__INSTRUCTIONS TO FOLLOW__: Whenever a line of the data below holds the string "name", copy that line.

__SOURCE RECORDS__:
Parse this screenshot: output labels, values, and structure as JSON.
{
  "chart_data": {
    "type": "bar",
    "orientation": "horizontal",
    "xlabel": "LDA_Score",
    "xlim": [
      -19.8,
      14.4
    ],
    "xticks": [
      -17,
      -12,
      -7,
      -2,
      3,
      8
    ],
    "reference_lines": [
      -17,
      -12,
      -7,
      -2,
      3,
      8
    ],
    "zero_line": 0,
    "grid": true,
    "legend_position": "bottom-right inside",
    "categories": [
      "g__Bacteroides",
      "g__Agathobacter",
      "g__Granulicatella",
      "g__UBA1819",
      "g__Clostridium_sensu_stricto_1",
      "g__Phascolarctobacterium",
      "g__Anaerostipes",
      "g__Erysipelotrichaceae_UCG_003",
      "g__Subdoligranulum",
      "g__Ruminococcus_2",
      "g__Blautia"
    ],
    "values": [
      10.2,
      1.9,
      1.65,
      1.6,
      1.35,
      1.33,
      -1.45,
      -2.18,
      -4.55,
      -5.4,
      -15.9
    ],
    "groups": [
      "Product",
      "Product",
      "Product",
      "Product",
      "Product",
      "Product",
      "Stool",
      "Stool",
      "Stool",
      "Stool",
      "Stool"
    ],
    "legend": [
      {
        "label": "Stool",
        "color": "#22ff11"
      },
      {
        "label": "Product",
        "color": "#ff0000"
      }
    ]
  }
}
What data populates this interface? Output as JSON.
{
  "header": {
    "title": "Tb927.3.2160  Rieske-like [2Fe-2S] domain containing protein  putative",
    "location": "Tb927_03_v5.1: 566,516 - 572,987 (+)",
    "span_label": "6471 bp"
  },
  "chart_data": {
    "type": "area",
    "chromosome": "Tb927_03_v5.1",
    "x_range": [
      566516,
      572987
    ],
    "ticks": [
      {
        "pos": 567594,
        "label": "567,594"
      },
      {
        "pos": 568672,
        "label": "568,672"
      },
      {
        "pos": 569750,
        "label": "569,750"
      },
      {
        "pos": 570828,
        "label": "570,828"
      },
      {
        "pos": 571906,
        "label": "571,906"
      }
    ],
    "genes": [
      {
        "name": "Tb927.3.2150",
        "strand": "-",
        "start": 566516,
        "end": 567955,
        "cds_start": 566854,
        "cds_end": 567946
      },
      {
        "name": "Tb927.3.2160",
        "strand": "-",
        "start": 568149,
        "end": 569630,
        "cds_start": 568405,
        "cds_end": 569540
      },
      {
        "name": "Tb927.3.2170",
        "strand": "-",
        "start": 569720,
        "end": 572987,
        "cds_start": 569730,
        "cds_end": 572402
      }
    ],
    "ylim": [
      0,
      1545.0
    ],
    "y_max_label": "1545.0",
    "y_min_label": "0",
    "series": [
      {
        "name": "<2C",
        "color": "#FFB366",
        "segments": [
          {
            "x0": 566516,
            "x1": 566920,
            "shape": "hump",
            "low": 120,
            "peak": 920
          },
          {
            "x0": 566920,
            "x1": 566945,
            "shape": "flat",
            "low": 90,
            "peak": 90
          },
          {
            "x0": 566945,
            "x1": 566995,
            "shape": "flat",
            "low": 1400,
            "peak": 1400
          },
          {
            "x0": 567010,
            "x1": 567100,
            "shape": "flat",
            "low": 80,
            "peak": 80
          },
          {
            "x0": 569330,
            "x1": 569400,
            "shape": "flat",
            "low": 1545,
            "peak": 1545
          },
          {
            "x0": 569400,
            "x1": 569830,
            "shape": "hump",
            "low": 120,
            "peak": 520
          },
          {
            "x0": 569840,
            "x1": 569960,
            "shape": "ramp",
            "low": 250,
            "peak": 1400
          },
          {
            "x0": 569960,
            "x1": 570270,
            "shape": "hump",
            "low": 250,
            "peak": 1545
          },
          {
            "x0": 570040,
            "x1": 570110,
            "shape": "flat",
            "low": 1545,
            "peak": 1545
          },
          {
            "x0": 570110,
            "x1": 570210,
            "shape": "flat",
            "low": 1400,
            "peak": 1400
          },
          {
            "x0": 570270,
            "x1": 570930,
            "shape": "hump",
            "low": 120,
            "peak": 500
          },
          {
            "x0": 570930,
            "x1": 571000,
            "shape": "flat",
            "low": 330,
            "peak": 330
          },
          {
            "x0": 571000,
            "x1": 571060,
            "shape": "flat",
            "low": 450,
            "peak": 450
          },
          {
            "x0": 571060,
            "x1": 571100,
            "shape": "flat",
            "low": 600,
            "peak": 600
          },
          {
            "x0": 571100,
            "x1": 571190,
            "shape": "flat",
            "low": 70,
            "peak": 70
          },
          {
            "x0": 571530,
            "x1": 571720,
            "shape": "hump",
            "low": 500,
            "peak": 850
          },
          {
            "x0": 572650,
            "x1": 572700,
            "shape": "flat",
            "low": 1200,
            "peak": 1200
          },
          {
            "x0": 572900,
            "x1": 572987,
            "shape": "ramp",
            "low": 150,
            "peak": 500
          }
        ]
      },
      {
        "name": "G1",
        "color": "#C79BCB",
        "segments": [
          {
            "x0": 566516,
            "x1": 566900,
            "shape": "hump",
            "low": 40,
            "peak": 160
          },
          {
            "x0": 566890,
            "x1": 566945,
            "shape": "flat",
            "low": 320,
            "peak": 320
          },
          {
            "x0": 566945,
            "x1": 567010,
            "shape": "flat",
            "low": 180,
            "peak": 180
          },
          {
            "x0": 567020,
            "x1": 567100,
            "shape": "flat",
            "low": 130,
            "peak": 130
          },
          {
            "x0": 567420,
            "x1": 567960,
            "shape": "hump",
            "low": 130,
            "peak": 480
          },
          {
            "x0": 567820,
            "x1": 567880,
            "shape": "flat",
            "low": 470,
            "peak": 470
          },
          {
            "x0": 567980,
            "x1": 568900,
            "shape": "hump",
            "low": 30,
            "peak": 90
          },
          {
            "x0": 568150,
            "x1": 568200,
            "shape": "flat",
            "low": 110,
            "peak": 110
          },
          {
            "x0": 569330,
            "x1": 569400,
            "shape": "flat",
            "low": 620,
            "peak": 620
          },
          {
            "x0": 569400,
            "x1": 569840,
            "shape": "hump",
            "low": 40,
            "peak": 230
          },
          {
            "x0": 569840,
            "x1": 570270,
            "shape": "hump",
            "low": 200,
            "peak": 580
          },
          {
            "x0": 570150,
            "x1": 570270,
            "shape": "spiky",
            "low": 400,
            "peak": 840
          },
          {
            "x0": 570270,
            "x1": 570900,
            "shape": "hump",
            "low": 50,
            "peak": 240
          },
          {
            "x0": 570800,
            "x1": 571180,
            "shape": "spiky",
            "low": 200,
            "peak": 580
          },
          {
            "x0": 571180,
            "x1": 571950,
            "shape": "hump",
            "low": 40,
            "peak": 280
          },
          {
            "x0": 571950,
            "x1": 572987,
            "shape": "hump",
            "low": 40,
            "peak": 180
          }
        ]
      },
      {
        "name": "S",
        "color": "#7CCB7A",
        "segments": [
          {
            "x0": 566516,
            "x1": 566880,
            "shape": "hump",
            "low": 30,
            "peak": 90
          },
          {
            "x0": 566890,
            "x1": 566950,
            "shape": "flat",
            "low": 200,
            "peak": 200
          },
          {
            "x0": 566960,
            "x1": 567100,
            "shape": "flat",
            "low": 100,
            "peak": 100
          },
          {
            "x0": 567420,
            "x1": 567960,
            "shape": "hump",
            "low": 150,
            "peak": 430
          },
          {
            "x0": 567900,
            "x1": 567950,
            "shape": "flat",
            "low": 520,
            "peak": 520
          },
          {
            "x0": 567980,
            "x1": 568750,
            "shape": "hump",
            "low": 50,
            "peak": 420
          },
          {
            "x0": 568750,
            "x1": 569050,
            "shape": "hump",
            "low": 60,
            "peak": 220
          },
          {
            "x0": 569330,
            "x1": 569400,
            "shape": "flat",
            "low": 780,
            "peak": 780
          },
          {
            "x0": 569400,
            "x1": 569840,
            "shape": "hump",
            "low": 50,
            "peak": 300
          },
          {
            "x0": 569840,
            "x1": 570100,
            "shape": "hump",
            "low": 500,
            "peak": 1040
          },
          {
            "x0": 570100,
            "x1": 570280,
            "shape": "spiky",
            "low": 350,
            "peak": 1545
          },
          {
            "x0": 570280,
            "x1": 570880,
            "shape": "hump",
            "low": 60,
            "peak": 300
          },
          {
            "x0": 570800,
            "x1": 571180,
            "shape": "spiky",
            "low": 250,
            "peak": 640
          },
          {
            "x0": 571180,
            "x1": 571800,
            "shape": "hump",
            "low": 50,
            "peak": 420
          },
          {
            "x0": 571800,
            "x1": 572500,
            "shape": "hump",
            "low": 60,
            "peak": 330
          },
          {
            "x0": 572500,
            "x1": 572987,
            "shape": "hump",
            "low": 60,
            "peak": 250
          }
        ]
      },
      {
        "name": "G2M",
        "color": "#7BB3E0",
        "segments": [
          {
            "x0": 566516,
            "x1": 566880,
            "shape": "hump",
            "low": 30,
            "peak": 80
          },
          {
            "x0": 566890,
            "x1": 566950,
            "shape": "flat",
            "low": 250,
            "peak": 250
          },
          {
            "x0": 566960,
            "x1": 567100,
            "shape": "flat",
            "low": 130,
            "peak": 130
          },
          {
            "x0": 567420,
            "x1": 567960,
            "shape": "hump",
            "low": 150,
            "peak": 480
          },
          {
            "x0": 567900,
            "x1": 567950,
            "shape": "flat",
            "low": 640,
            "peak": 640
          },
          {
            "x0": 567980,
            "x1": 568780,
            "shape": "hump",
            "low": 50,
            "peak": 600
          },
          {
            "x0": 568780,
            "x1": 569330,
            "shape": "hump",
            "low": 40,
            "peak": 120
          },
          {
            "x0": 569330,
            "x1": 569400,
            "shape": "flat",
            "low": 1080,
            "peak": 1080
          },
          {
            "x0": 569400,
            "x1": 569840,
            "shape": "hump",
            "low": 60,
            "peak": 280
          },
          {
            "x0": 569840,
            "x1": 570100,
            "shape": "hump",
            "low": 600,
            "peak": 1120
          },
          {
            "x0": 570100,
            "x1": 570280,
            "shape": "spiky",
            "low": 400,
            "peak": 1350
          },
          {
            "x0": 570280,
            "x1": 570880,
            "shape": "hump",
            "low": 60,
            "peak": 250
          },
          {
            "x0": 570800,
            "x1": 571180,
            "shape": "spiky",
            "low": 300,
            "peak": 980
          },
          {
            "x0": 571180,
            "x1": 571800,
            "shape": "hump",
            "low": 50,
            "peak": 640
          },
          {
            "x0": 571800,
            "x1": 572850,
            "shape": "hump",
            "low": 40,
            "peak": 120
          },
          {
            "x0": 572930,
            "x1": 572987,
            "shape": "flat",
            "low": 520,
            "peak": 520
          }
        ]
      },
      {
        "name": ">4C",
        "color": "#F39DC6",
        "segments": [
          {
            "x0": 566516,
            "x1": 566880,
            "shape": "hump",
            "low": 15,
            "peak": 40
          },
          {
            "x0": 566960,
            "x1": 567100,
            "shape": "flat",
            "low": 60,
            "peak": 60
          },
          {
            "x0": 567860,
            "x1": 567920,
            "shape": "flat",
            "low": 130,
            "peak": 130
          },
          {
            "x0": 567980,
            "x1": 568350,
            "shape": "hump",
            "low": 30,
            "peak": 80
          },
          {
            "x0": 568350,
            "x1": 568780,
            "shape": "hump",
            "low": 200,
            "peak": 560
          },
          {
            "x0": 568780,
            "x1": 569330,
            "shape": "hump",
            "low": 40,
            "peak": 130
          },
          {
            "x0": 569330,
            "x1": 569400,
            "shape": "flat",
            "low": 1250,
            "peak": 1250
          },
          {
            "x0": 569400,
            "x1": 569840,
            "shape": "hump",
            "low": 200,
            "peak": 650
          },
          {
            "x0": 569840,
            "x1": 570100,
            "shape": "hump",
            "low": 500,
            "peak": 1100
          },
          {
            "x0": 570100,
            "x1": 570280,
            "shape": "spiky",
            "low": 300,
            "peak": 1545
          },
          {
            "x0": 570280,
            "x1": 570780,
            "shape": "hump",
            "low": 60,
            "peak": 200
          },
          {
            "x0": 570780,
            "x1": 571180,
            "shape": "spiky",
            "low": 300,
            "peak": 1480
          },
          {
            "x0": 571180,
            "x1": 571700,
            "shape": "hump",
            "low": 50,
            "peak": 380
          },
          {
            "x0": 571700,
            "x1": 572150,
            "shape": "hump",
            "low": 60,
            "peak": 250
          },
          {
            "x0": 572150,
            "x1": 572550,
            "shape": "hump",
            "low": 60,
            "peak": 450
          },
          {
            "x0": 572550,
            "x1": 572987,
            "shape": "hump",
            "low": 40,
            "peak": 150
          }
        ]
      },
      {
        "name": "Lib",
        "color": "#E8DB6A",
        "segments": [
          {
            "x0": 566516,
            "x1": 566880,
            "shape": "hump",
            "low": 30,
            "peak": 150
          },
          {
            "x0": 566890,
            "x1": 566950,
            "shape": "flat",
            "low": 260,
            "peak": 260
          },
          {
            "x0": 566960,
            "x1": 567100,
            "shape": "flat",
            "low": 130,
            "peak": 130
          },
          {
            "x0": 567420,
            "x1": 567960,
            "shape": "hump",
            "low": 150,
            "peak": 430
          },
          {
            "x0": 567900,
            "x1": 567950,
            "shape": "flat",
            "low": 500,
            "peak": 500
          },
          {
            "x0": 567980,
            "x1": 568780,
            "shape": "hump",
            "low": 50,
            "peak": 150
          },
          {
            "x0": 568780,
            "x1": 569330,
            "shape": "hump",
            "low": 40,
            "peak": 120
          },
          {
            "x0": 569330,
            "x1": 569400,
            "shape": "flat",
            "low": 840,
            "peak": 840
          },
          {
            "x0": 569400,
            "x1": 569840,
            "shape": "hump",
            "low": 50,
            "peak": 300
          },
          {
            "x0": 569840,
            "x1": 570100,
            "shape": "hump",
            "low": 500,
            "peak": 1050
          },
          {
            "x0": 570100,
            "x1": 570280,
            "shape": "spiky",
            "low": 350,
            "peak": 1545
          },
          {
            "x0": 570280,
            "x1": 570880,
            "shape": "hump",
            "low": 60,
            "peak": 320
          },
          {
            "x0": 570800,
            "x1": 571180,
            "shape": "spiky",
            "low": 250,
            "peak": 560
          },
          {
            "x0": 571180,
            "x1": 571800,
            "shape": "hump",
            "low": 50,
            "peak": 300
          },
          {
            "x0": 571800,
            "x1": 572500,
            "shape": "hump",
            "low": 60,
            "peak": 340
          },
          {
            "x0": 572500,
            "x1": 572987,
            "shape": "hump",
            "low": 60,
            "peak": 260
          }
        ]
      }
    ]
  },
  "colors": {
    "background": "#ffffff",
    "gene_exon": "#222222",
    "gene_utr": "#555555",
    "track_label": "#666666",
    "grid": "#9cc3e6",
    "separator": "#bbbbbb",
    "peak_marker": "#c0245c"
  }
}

__YOUR SOLUTION__:
        "name": "Tb927.3.2150",
        "name": "Tb927.3.2160",
        "name": "Tb927.3.2170",
        "name": "<2C",
        "name": "G1",
        "name": "S",
        "name": "G2M",
        "name": ">4C",
        "name": "Lib",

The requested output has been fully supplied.